Brief: Starting with the line containing "grip-icon[interactable] <box>54 79" and going on through the line containing "feature-tree-icon[interactable] <box>6 96", write out those lines of the material again, switching "monitor-icon" to "display-icon" and leaving everything else unchanged.

Record excerpts:

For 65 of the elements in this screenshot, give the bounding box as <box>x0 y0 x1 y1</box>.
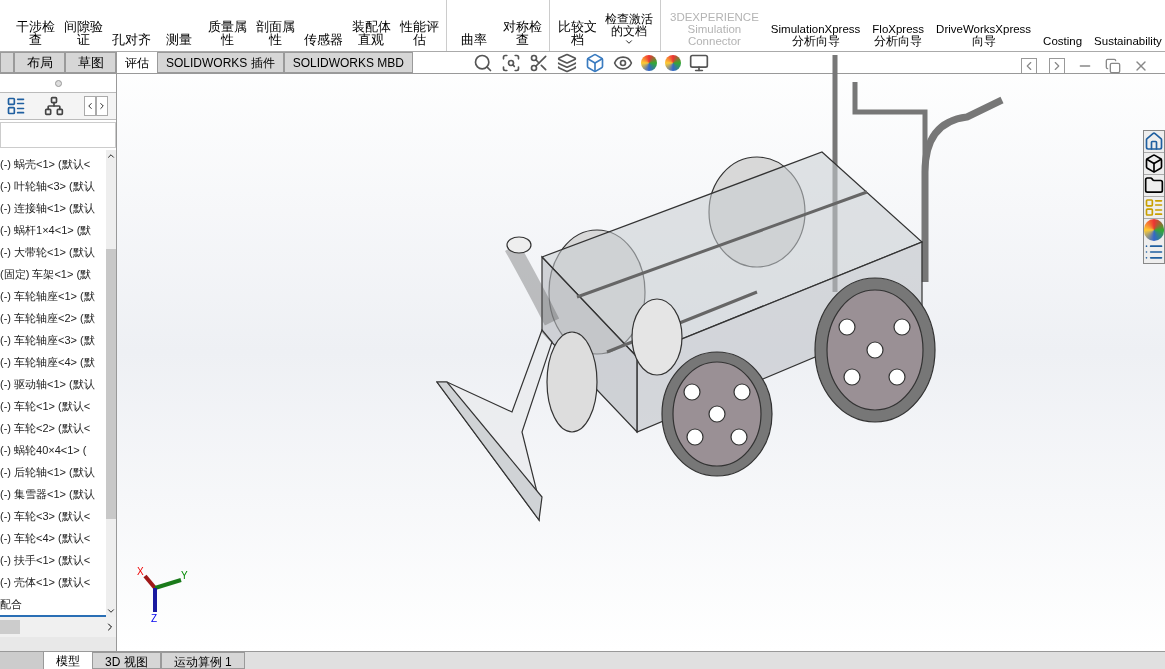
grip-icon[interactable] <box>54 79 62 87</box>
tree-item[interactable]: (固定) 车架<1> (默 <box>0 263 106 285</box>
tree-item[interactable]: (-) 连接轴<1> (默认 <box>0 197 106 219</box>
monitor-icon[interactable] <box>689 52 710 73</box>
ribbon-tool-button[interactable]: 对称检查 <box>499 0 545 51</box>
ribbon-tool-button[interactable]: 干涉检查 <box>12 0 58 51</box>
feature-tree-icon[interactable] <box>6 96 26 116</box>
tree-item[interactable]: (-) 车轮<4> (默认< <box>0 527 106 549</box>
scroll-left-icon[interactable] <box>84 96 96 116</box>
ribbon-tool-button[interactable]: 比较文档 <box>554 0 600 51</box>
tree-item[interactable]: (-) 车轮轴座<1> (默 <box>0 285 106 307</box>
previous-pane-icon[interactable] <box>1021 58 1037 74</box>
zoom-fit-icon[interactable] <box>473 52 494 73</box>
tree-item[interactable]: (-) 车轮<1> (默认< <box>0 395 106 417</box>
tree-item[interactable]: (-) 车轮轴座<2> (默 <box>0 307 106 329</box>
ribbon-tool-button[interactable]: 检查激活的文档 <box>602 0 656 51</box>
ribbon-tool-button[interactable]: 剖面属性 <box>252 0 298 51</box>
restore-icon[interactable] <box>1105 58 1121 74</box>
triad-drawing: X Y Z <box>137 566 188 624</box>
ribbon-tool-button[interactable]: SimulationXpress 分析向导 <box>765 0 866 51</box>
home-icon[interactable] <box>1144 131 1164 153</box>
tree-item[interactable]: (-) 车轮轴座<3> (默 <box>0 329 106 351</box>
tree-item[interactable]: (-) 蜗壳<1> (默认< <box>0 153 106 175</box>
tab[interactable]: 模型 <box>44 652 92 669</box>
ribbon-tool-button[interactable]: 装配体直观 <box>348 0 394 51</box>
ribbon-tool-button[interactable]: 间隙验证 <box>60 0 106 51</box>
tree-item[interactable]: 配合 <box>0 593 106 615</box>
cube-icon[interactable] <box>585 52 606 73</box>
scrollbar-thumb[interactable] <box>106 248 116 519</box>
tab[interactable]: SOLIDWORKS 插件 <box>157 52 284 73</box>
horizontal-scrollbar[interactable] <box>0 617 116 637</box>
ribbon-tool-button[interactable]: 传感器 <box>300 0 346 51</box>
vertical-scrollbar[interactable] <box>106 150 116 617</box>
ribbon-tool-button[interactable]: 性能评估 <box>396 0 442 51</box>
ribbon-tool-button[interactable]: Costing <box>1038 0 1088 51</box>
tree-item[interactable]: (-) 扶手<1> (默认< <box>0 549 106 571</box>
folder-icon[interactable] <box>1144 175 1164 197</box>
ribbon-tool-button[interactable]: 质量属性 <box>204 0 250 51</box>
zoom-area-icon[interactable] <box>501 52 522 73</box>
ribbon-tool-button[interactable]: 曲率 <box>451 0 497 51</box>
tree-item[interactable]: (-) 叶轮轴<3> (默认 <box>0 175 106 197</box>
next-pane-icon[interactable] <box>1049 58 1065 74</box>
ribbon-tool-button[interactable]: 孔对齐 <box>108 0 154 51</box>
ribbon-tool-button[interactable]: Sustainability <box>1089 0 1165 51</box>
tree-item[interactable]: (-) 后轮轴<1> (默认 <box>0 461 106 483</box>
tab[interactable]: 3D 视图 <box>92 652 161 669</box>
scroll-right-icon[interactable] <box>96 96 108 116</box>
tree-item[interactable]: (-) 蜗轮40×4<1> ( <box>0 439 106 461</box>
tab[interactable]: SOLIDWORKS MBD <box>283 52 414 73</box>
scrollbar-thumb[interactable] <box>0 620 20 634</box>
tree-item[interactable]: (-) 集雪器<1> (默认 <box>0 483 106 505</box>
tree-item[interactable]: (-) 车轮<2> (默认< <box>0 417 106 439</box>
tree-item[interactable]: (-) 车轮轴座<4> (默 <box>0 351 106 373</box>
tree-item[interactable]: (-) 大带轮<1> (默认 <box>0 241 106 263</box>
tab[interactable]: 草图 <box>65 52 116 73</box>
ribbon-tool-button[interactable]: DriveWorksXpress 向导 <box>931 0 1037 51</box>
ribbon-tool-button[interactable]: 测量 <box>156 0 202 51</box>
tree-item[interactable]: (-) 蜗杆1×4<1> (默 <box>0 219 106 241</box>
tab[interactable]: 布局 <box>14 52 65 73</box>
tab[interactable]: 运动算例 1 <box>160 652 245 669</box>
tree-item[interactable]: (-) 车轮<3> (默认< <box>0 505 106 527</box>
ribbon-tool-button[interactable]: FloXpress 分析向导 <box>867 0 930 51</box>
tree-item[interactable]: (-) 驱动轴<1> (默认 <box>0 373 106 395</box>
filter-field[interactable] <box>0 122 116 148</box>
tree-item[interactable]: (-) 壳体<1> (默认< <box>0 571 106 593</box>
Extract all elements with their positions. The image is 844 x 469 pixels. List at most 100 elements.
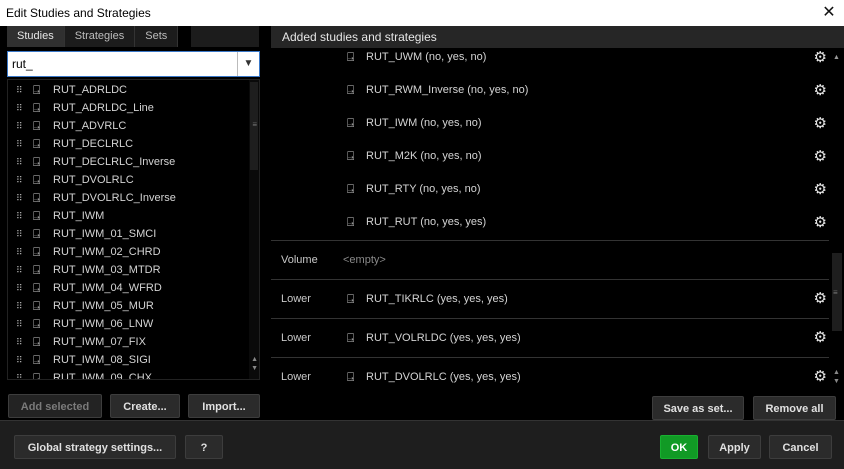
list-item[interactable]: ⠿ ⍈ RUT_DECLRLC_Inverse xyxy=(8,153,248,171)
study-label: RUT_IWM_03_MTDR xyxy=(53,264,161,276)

Exercise answer:
grip-icon[interactable] <box>54 79 62 87</box>
tree-item[interactable]: (固定) 车架<1> (默 <box>0 263 106 285</box>
tree-item[interactable]: (-) 连接轴<1> (默认 <box>0 197 106 219</box>
display-icon[interactable] <box>689 52 710 73</box>
ribbon-tool-button[interactable]: 对称检查 <box>499 0 545 51</box>
ribbon-tool-button[interactable]: 干涉检查 <box>12 0 58 51</box>
feature-tree-icon[interactable] <box>6 96 26 116</box>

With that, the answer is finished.